# The exercise
Note each line where "social" appears, and copy it.

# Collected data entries
* start *
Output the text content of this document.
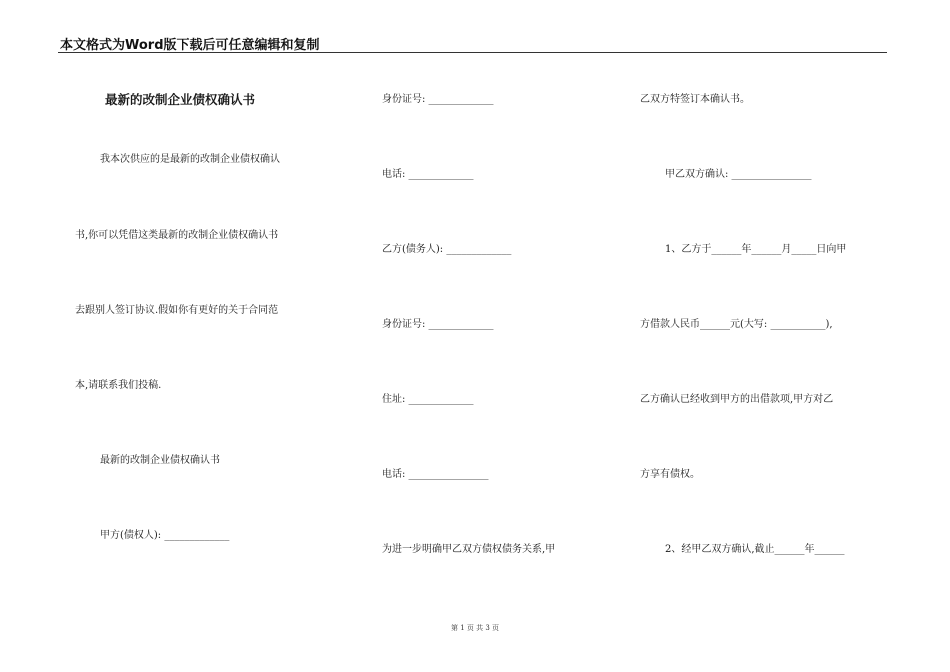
本文格式为Word版下载后可任意编辑和复制
最新的改制企业债权确认书
我本次供应的是最新的改制企业债权确认
书,你可以凭借这类最新的改制企业债权确认书
去跟别人签订协议.假如你有更好的关于合同范
本,请联系我们投稿.
最新的改制企业债权确认书
甲方(债权人): _____________
身份证号: _____________
电话: _____________
乙方(债务人): _____________
身份证号: _____________
住址: _____________
电话: ________________
为进一步明确甲乙双方债权债务关系,甲
乙双方特签订本确认书。
甲乙双方确认: ________________
1、乙方于______年______月_____日向甲
方借款人民币______元(大写: ___________),
乙方确认已经收到甲方的出借款项,甲方对乙
方享有债权。
2、经甲乙双方确认,截止______年______
第 1 页 共 3 页
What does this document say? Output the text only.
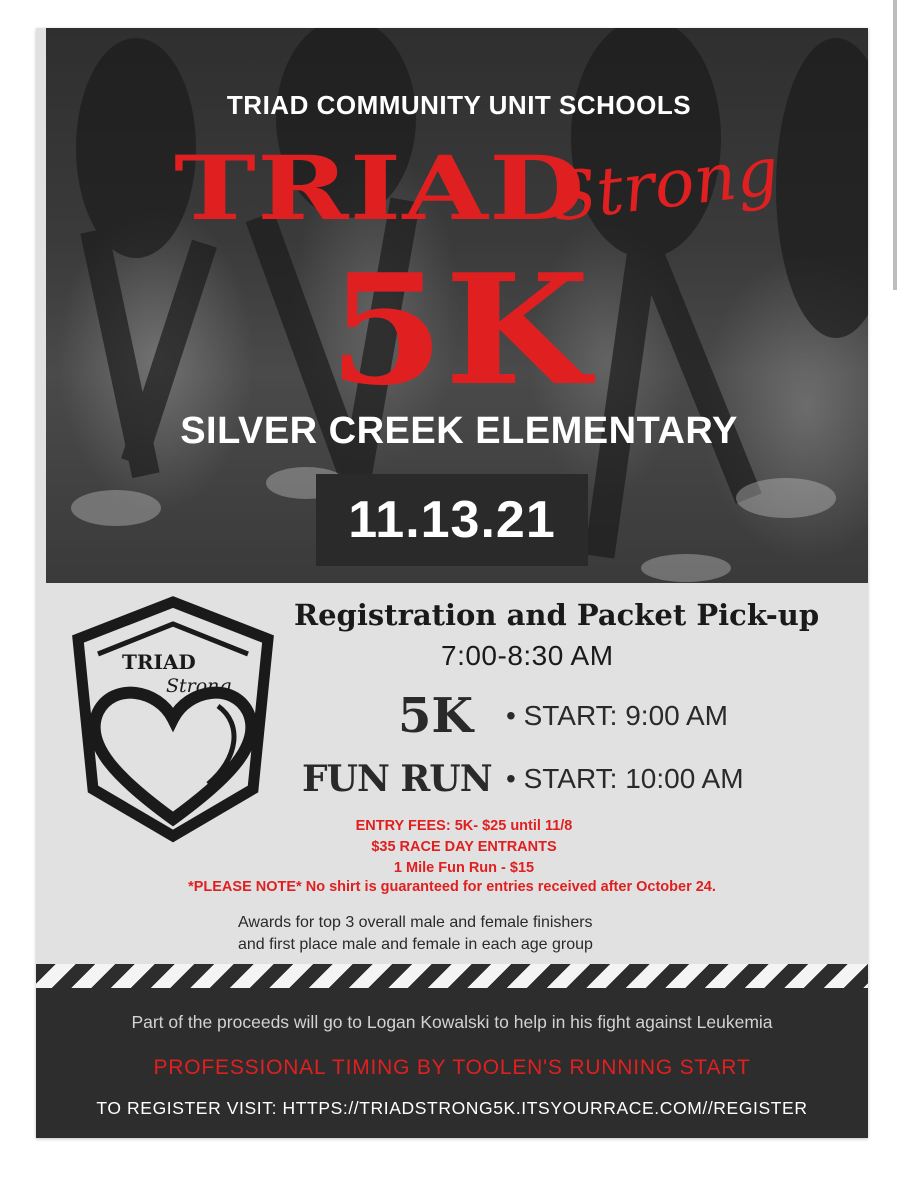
TRIAD COMMUNITY UNIT SCHOOLS
TRIAD
Strong
5K
SILVER CREEK ELEMENTARY
11.13.21
TRIAD
Strong
Registration and Packet Pick-up
7:00-8:30 AM
5K • START: 9:00 AM
FUN RUN • START: 10:00 AM
ENTRY FEES: 5K- $25 until 11/8
$35 RACE DAY ENTRANTS
1 Mile Fun Run - $15
*PLEASE NOTE* No shirt is guaranteed for entries received after October 24.
Awards for top 3 overall male and female finishers
and first place male and female in each age group
Part of the proceeds will go to Logan Kowalski to help in his fight against Leukemia
PROFESSIONAL TIMING BY TOOLEN'S RUNNING START
TO REGISTER VISIT: HTTPS://TRIADSTRONG5K.ITSYOURRACE.COM//REGISTER
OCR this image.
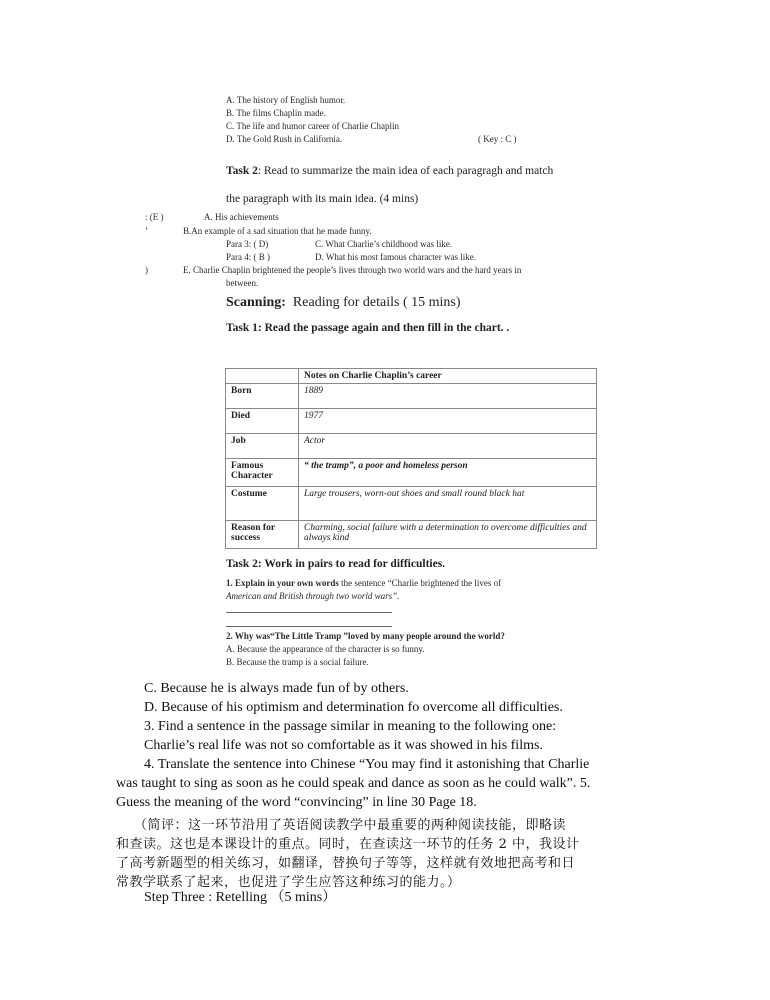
A. The history of English humor.
B. The films Chaplin made.
C. The life and humor career of Charlie Chaplin
D. The Gold Rush in California.	( Key : C )
Task 2: Read to summarize the main idea of each paragragh and match
the paragraph with its main idea. (4 mins)
: (E )	A. His achievements
’	B.An example of a sad situation that he made funny.
Para 3: ( D)	C. What Charlie’s childhood was like.
Para 4: ( B )	D. What his most famous character was like.
)	E. Charlie Chaplin brightened the people’s lives through two world wars and the hard years in
between.
Scanning: Reading for details ( 15 mins)
Task 1: Read the passage again and then fill in the chart. .
	Notes on Charlie Chaplin’s career
Born	1889
Died	1977
Job	Actor
Famous Character	“ the tramp”, a poor and homeless person
Costume	Large trousers, worn-out shoes and small round black hat
Reason for success	Charming, social failure with a determination to overcome difficulties and always kind
Task 2: Work in pairs to read for difficulties.
1. Explain in your own words the sentence “Charlie brightened the lives of
American and British through two world wars”.
2. Why was“The Little Tramp ”loved by many people around the world?
A. Because the appearance of the character is so funny.
B. Because the tramp is a social failure.
C. Because he is always made fun of by others.
D. Because of his optimism and determination fo overcome all difficulties.
3. Find a sentence in the passage similar in meaning to the following one:
Charlie’s real life was not so comfortable as it was showed in his films.
4. Translate the sentence into Chinese “You may find it astonishing that Charlie
was taught to sing as soon as he could speak and dance as soon as he could walk”. 5.
Guess the meaning of the word “convincing” in line 30 Page 18.
（简评：这一环节沿用了英语阅读教学中最重要的两种阅读技能，即略读
和查读。这也是本课设计的重点。同时，在查读这一环节的任务 2 中，我设计
了高考新题型的相关练习，如翻译，替换句子等等，这样就有效地把高考和日
常教学联系了起来，也促进了学生应答这种练习的能力。）
Step Three : Retelling （5 mins）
* end *
# Solved problem
Reason for success	Charming, social failure with a determination to overcome difficulties and always kind
B. Because the tramp is a social failure.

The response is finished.